[Rows from a dataset]
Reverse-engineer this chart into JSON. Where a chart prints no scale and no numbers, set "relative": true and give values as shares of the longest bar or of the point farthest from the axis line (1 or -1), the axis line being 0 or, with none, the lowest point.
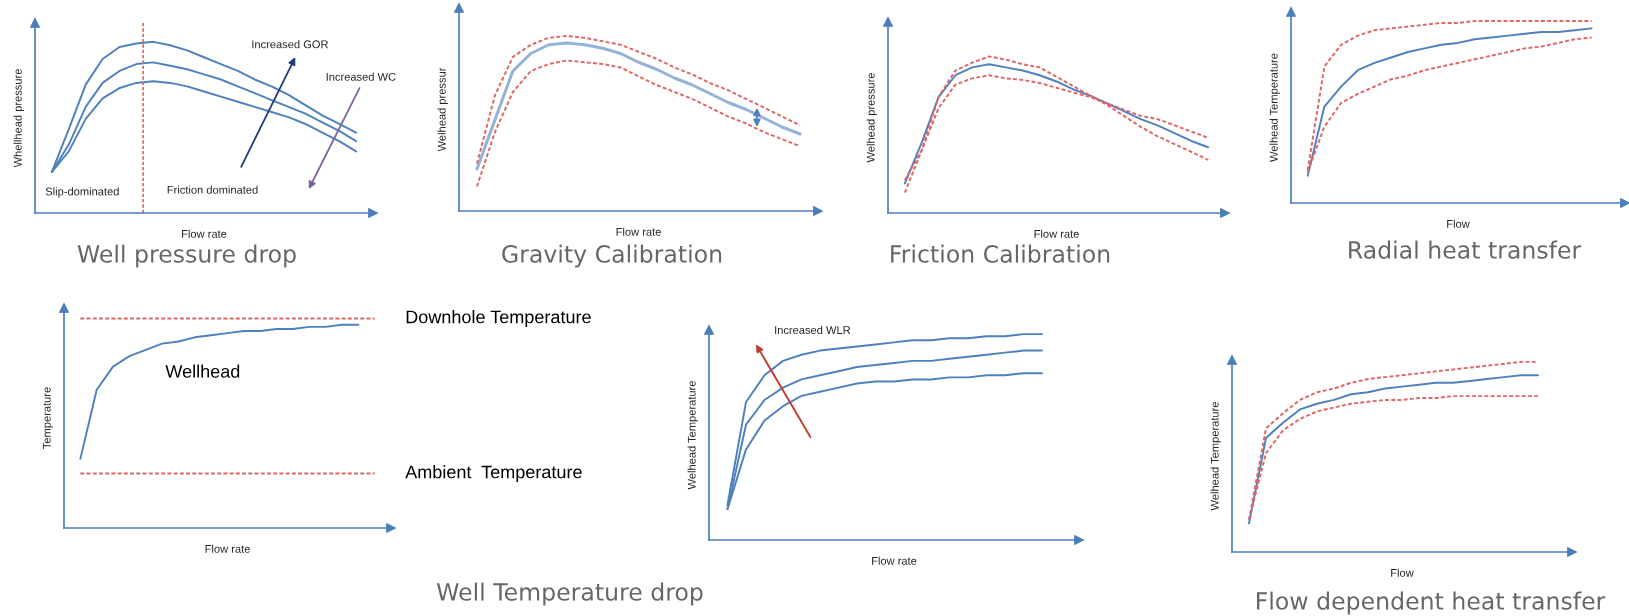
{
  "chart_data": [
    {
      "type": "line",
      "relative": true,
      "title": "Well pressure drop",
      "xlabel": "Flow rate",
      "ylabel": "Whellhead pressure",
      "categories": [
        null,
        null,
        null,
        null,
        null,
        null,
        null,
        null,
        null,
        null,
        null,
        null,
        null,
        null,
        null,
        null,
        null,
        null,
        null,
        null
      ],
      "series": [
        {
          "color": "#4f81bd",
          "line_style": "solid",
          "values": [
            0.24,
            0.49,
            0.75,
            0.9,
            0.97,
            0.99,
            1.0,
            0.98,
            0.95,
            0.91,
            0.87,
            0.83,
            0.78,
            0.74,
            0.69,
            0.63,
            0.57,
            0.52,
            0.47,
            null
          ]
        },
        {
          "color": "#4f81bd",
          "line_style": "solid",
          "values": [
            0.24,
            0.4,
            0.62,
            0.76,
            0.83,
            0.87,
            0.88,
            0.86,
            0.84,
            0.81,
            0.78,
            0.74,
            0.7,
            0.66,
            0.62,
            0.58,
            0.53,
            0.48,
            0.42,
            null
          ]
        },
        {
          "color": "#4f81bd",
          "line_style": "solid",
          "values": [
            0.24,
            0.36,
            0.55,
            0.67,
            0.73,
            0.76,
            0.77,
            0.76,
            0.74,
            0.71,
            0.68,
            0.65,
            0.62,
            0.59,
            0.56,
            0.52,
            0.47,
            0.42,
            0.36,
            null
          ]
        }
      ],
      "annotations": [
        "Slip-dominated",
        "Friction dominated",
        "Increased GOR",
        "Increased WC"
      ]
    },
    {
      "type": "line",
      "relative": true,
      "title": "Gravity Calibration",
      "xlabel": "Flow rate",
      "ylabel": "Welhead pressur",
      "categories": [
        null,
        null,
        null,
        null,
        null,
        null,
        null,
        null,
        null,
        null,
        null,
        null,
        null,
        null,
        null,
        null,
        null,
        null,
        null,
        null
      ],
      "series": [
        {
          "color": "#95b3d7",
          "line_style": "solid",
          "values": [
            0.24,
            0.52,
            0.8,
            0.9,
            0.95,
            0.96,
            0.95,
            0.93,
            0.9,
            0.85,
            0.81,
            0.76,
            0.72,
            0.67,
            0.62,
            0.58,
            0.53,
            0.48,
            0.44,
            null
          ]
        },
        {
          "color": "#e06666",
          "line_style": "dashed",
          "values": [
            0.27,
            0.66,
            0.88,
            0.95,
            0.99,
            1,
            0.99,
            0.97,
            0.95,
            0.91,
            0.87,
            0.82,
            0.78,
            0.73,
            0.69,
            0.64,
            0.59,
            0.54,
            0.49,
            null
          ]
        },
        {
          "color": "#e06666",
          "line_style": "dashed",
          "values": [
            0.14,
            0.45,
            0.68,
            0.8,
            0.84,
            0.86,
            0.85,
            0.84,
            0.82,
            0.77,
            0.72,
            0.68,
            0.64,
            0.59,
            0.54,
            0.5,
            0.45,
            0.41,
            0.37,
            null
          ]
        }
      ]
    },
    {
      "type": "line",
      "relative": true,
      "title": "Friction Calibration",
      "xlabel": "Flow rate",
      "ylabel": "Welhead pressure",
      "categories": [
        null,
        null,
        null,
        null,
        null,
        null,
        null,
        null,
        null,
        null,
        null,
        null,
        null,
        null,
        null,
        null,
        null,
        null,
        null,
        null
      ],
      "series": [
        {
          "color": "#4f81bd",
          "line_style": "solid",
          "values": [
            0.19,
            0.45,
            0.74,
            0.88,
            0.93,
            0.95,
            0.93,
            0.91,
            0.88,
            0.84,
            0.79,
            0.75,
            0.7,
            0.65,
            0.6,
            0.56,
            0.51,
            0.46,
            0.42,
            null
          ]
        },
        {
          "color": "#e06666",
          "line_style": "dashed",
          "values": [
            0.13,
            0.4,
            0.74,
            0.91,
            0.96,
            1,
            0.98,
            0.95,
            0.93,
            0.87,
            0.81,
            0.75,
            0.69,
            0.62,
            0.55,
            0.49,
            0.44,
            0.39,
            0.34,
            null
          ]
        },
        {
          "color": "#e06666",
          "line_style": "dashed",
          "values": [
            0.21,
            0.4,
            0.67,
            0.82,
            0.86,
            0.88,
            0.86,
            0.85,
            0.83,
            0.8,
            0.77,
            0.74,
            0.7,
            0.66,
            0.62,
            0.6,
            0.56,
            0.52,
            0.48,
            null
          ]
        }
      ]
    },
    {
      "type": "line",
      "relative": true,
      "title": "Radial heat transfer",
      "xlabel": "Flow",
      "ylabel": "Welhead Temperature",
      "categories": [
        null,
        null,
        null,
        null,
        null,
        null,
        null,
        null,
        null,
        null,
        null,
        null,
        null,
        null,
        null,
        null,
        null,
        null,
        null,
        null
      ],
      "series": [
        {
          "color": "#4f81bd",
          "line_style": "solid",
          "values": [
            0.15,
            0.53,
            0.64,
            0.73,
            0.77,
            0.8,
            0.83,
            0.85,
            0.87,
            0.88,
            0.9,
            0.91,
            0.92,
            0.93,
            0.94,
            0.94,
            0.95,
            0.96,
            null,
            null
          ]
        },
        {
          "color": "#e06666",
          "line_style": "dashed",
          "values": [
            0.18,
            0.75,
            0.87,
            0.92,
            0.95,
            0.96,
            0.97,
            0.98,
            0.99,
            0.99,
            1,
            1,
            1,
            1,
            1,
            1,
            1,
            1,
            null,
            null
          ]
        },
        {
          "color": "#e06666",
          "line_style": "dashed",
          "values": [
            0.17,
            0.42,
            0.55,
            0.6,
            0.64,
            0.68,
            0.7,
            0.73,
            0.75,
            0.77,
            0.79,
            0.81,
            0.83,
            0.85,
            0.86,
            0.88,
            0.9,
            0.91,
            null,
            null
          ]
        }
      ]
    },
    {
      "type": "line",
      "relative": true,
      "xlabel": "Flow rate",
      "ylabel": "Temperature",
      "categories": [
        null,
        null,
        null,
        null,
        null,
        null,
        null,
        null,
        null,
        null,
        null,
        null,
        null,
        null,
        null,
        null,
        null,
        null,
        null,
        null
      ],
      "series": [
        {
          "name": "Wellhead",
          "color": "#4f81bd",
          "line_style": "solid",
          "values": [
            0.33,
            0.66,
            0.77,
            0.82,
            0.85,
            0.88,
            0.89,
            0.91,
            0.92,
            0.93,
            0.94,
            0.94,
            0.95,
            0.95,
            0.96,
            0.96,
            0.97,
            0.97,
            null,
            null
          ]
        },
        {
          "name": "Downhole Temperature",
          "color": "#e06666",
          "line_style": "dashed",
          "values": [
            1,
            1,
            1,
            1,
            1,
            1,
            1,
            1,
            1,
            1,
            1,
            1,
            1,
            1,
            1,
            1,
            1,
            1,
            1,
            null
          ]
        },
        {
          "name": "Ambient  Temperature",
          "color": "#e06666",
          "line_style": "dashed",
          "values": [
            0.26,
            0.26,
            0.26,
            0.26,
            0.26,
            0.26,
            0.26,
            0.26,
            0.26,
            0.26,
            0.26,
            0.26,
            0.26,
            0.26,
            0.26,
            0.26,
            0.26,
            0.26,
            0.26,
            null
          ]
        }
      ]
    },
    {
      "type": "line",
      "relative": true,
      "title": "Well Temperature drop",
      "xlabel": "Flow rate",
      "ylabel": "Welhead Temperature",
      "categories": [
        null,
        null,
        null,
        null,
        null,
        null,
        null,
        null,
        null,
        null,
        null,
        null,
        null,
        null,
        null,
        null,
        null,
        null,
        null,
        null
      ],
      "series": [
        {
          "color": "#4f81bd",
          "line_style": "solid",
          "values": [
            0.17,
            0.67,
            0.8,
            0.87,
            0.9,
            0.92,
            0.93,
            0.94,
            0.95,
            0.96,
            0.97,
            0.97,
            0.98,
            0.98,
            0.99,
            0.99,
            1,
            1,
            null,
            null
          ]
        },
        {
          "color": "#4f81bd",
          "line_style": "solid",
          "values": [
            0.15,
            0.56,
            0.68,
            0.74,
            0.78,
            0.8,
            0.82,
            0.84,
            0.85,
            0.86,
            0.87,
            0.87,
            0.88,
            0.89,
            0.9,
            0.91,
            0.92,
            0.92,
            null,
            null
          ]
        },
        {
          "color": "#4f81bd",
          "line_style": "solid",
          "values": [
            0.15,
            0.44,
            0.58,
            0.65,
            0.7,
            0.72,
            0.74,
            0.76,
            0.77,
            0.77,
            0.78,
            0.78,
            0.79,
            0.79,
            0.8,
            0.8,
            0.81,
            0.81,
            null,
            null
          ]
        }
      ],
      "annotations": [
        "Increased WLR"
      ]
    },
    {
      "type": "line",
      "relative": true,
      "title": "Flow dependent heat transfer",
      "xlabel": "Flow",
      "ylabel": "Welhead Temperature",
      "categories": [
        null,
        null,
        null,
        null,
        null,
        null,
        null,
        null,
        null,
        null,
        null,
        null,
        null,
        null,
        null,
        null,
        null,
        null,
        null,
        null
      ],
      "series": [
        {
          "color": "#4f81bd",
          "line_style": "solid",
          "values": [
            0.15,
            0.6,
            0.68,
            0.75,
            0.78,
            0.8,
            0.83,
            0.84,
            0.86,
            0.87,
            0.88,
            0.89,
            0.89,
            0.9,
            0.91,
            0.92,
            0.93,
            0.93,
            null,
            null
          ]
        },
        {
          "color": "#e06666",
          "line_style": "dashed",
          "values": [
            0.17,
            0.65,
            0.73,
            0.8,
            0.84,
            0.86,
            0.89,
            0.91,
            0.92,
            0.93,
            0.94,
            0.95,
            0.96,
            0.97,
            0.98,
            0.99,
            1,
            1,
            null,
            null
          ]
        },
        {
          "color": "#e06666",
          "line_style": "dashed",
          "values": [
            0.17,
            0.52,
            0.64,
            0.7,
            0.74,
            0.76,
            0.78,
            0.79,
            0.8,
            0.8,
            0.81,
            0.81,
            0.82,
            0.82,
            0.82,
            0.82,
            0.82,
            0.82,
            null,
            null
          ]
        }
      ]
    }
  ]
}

TASK BRIEF
Return each line where "dominated" shows up.

FINAL ANSWER
        "Slip-dominated",
        "Friction dominated",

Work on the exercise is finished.